WRITTEN INSTRUCTION: Look through the records below and collect all lines that hold the string "place".

DATA RECORDS:

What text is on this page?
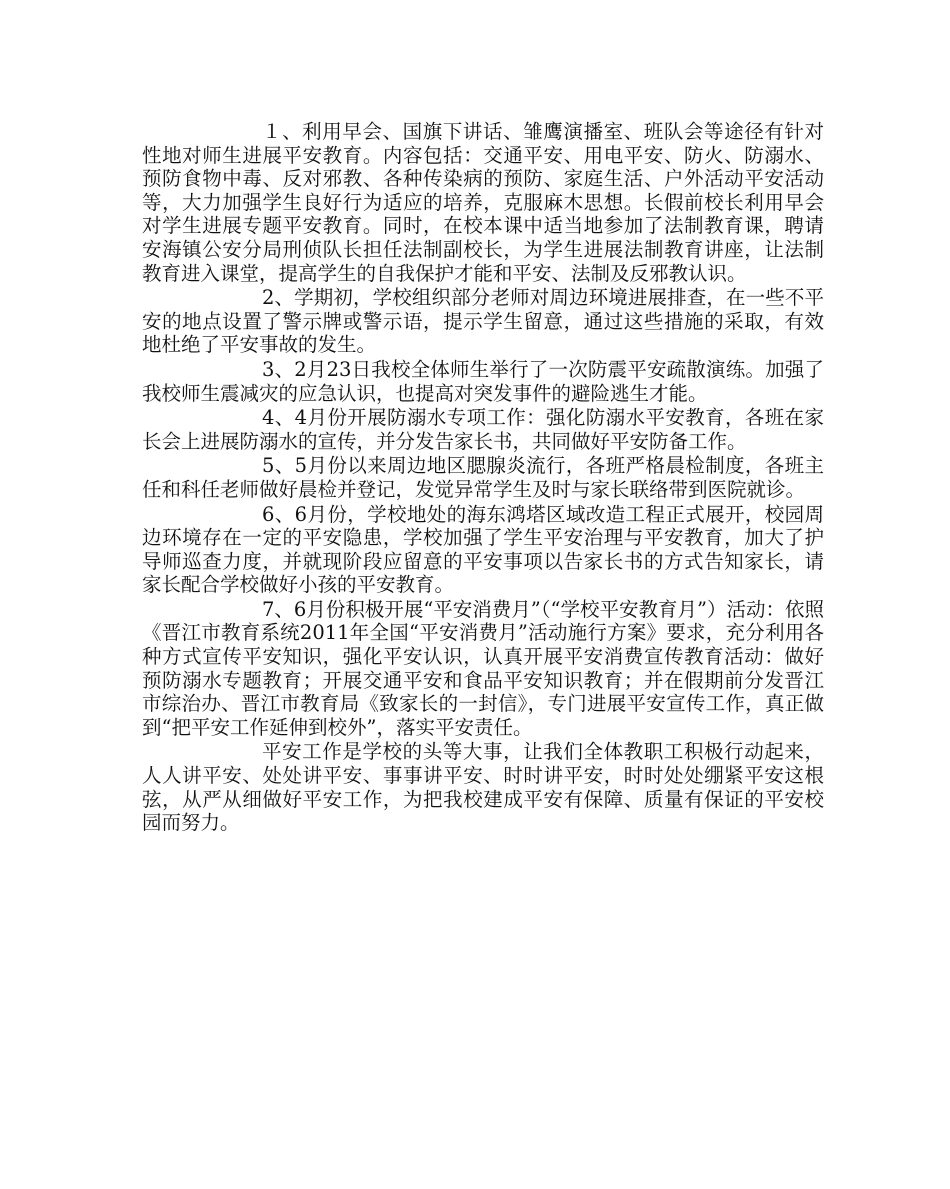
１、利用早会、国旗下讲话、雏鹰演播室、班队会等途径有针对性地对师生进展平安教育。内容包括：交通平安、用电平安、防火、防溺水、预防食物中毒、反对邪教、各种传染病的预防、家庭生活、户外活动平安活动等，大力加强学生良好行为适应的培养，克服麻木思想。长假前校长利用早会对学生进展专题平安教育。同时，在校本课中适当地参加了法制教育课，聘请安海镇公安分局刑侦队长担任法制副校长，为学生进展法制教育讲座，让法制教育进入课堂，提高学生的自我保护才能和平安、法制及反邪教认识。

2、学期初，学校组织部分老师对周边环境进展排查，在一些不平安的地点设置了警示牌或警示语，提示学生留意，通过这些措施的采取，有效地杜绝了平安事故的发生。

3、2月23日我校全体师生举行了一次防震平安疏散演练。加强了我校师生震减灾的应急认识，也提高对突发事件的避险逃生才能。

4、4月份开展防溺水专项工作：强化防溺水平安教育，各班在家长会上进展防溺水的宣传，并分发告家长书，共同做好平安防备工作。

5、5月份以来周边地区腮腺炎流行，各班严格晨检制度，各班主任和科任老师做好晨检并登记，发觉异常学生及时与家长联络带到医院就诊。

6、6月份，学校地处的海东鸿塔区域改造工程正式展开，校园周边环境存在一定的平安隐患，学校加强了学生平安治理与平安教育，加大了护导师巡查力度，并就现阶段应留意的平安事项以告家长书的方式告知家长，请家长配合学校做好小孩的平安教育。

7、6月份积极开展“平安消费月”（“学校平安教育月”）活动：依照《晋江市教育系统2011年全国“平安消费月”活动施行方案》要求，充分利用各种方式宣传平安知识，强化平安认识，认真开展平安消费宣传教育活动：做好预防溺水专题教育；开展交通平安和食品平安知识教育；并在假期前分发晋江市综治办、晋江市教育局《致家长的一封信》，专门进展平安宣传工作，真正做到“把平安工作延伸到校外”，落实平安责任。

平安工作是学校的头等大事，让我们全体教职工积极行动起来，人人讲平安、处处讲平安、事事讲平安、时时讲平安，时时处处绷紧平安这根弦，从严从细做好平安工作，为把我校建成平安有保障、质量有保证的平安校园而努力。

---

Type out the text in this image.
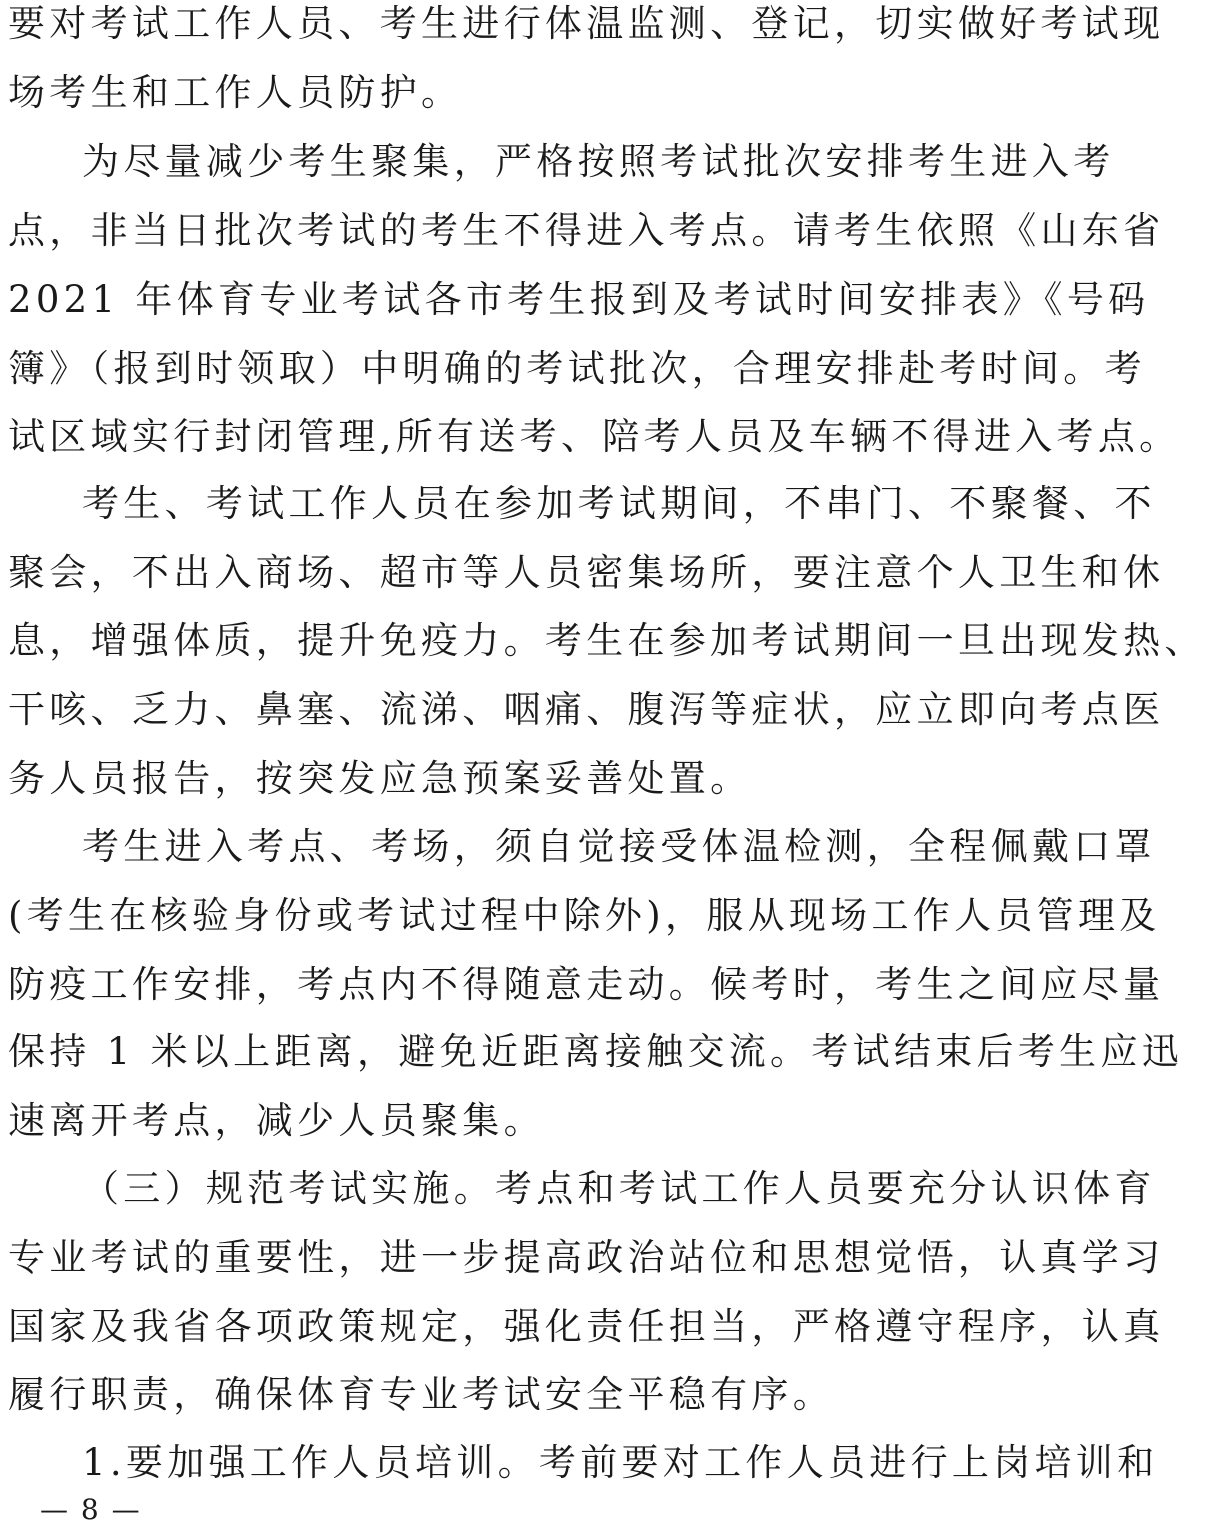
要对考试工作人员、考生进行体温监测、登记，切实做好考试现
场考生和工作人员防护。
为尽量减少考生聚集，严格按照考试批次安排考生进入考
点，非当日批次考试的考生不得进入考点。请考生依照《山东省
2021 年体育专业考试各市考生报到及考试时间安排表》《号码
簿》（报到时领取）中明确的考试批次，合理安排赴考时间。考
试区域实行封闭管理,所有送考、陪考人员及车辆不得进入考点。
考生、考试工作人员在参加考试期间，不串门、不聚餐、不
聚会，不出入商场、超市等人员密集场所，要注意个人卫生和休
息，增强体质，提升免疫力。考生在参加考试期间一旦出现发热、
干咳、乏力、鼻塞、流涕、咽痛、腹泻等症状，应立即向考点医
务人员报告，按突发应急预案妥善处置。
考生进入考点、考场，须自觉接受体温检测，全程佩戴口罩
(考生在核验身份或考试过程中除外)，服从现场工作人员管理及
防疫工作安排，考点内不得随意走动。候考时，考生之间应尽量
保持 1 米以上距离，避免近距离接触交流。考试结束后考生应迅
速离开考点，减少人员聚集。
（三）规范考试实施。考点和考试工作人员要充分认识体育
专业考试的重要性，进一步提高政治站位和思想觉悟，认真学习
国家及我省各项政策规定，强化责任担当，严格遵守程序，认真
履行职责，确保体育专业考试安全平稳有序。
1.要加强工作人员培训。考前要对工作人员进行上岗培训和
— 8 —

---

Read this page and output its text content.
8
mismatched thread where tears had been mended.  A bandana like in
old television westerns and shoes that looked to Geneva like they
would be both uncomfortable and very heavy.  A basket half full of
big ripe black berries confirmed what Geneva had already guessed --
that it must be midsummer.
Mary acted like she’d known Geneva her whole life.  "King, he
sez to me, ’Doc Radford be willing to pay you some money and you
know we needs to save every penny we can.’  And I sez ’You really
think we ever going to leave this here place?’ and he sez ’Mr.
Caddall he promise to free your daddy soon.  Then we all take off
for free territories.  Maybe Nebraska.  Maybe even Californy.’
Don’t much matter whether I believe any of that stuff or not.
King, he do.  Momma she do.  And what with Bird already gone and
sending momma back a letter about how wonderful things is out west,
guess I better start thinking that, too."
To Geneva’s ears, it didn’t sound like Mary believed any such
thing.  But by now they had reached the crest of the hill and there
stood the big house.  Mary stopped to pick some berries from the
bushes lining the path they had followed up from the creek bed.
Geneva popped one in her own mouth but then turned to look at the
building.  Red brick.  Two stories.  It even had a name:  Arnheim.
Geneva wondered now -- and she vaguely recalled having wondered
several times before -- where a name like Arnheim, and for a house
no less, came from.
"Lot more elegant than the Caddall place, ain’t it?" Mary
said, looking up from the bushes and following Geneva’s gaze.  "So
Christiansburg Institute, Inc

COMPLETED TASK:
think we ever going to leave this here place?’ and he sez ’Mr.
"Lot more elegant than the Caddall place, ain’t it?" Mary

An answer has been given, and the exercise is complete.